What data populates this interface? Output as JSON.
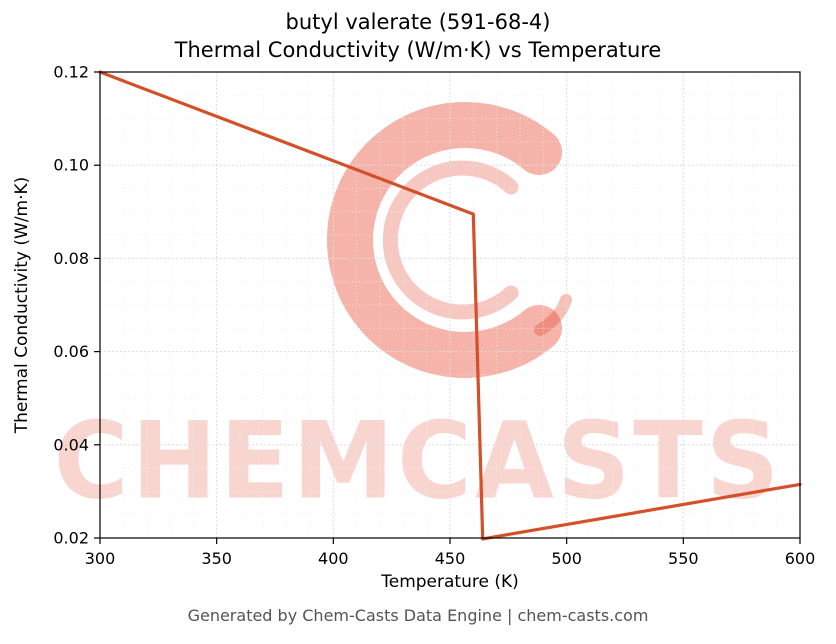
{
  "title": {
    "line1": "butyl valerate (591-68-4)",
    "line2": "Thermal Conductivity (W/m·K) vs Temperature"
  },
  "watermark": {
    "text": "CHEMCASTS",
    "text_color": "#e8503a",
    "logo_color": "#e64a32"
  },
  "footer": {
    "text": "Generated by Chem-Casts Data Engine | chem-casts.com"
  },
  "chart_data": {
    "type": "line",
    "title": "butyl valerate (591-68-4) Thermal Conductivity (W/m·K) vs Temperature",
    "xlabel": "Temperature (K)",
    "ylabel": "Thermal Conductivity (W/m·K)",
    "xlim": [
      300,
      600
    ],
    "ylim": [
      0.02,
      0.12
    ],
    "x_ticks": [
      300,
      350,
      400,
      450,
      500,
      550,
      600
    ],
    "x_tick_labels": [
      "300",
      "350",
      "400",
      "450",
      "500",
      "550",
      "600"
    ],
    "y_ticks": [
      0.02,
      0.04,
      0.06,
      0.08,
      0.1,
      0.12
    ],
    "y_tick_labels": [
      "0.02",
      "0.04",
      "0.06",
      "0.08",
      "0.10",
      "0.12"
    ],
    "grid": true,
    "legend": false,
    "line_color": "#d4502a",
    "series": [
      {
        "name": "thermal-conductivity",
        "points": [
          [
            300,
            0.12
          ],
          [
            460,
            0.0895
          ],
          [
            464,
            0.0198
          ],
          [
            600,
            0.0315
          ]
        ]
      }
    ]
  }
}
---
Locate the lines above that contain "title" and copy them.

**ANSWER TO THE TASK**
  "title": {
    "title": "butyl valerate (591-68-4) Thermal Conductivity (W/m·K) vs Temperature",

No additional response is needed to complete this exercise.